# Start of RAW DATA
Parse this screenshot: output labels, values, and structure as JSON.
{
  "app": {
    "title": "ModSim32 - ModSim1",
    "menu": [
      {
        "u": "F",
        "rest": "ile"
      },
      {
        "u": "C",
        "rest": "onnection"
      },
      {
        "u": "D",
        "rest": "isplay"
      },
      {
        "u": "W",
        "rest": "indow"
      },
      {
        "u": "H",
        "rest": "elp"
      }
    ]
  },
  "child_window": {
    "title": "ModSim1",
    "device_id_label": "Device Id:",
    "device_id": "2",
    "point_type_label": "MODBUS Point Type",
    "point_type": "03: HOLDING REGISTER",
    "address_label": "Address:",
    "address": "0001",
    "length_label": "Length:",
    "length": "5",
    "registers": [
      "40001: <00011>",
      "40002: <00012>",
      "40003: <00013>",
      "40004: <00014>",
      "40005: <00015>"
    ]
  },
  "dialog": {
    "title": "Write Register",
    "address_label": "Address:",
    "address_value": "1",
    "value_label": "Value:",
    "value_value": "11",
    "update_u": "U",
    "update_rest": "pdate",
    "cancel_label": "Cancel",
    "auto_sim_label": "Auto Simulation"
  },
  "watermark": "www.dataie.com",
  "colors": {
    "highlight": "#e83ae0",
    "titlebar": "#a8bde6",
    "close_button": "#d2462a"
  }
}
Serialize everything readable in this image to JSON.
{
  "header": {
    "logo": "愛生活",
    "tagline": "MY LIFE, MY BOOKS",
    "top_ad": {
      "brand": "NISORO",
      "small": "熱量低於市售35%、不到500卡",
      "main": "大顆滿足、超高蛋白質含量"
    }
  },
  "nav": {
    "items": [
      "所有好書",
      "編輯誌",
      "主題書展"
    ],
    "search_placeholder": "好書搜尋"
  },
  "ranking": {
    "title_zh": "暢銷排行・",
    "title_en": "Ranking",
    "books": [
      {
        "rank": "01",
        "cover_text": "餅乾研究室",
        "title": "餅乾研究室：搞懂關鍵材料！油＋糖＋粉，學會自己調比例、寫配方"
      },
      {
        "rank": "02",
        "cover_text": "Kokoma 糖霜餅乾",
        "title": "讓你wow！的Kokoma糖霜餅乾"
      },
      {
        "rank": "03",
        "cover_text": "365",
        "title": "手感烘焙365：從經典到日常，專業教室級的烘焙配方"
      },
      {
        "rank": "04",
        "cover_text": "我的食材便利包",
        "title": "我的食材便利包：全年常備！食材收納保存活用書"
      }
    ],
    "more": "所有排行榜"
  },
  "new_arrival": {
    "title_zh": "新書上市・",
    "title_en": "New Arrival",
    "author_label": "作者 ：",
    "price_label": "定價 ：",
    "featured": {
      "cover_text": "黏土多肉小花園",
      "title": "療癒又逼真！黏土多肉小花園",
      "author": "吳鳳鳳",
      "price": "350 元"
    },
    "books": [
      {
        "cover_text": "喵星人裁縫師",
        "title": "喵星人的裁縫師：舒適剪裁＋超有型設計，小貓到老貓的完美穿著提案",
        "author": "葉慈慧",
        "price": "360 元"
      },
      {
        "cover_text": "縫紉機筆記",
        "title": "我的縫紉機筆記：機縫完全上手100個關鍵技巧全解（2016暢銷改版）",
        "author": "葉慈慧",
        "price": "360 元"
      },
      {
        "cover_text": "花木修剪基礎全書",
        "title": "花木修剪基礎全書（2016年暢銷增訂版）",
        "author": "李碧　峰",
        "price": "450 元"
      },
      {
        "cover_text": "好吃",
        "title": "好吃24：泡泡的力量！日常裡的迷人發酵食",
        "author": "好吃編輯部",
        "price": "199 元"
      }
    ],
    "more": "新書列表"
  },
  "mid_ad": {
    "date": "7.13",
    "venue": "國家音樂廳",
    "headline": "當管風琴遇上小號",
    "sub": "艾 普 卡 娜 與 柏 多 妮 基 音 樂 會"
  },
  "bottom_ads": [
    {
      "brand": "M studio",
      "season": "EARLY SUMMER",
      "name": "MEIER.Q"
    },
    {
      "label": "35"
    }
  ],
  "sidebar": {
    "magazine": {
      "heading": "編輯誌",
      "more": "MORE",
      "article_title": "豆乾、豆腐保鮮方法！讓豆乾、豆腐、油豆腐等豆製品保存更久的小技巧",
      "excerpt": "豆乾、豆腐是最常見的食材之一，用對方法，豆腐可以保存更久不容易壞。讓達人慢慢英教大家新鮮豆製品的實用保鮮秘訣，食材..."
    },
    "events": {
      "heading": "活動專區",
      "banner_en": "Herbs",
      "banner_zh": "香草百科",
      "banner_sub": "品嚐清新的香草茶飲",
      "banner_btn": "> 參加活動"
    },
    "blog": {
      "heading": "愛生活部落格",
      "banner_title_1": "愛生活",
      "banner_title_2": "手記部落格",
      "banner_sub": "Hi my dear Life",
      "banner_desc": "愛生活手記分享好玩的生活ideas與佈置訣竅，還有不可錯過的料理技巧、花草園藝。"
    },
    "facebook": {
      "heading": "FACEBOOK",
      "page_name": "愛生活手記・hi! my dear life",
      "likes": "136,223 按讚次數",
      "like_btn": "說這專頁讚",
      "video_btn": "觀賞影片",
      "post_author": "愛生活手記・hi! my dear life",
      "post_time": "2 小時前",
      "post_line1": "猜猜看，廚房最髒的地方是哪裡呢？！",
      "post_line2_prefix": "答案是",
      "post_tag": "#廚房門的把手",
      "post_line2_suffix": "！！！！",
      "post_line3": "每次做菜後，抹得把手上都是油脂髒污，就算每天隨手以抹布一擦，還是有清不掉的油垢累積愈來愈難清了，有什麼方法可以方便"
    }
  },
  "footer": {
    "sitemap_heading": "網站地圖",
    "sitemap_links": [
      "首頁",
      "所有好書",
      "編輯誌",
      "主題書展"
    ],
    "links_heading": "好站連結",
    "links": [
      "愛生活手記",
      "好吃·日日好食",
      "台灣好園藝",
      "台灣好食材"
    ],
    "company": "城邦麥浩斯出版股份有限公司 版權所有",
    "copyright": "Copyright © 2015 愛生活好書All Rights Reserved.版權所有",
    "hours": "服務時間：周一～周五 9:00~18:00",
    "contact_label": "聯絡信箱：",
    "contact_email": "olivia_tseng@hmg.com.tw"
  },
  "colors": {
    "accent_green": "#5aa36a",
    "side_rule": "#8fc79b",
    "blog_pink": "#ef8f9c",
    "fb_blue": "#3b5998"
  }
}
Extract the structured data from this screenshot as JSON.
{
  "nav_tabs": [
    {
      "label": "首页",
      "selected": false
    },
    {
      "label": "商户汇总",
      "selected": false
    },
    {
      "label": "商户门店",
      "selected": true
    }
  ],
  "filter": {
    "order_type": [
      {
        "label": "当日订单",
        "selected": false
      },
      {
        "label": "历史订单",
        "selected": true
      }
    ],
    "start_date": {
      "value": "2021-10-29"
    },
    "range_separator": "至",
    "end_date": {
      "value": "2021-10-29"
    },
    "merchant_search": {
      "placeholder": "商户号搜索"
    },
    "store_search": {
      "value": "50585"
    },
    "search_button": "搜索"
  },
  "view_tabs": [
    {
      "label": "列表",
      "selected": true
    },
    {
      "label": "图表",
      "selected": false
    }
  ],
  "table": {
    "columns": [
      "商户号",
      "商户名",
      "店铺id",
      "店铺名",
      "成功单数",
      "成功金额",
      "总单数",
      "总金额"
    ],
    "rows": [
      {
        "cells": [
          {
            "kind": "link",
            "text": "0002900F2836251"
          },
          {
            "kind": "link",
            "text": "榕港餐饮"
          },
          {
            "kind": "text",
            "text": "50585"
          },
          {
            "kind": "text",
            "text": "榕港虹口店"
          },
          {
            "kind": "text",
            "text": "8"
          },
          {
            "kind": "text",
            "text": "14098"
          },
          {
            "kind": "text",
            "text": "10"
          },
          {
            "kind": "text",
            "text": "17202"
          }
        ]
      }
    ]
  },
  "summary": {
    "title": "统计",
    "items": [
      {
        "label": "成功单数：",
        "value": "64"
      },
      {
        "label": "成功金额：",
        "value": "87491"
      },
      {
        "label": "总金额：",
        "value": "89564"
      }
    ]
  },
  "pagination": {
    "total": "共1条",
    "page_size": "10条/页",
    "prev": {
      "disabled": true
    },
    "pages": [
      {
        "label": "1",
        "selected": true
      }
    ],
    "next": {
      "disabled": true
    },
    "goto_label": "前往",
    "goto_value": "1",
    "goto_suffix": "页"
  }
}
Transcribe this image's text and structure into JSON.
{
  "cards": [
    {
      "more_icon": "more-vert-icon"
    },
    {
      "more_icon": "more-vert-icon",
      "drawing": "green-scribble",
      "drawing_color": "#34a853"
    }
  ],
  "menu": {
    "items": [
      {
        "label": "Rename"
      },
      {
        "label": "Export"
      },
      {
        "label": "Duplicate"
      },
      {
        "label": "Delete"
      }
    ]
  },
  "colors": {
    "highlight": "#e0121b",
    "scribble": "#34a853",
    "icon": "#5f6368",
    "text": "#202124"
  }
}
# End of RAW DATA
SET TASK: Quote only the lines from the line containing "Transcribe this image's" through the end of the listing, please, keeping both the first and the last line.

SOLUTION:
Transcribe this image's text and structure into JSON.
{
  "cards": [
    {
      "more_icon": "more-vert-icon"
    },
    {
      "more_icon": "more-vert-icon",
      "drawing": "green-scribble",
      "drawing_color": "#34a853"
    }
  ],
  "menu": {
    "items": [
      {
        "label": "Rename"
      },
      {
        "label": "Export"
      },
      {
        "label": "Duplicate"
      },
      {
        "label": "Delete"
      }
    ]
  },
  "colors": {
    "highlight": "#e0121b",
    "scribble": "#34a853",
    "icon": "#5f6368",
    "text": "#202124"
  }
}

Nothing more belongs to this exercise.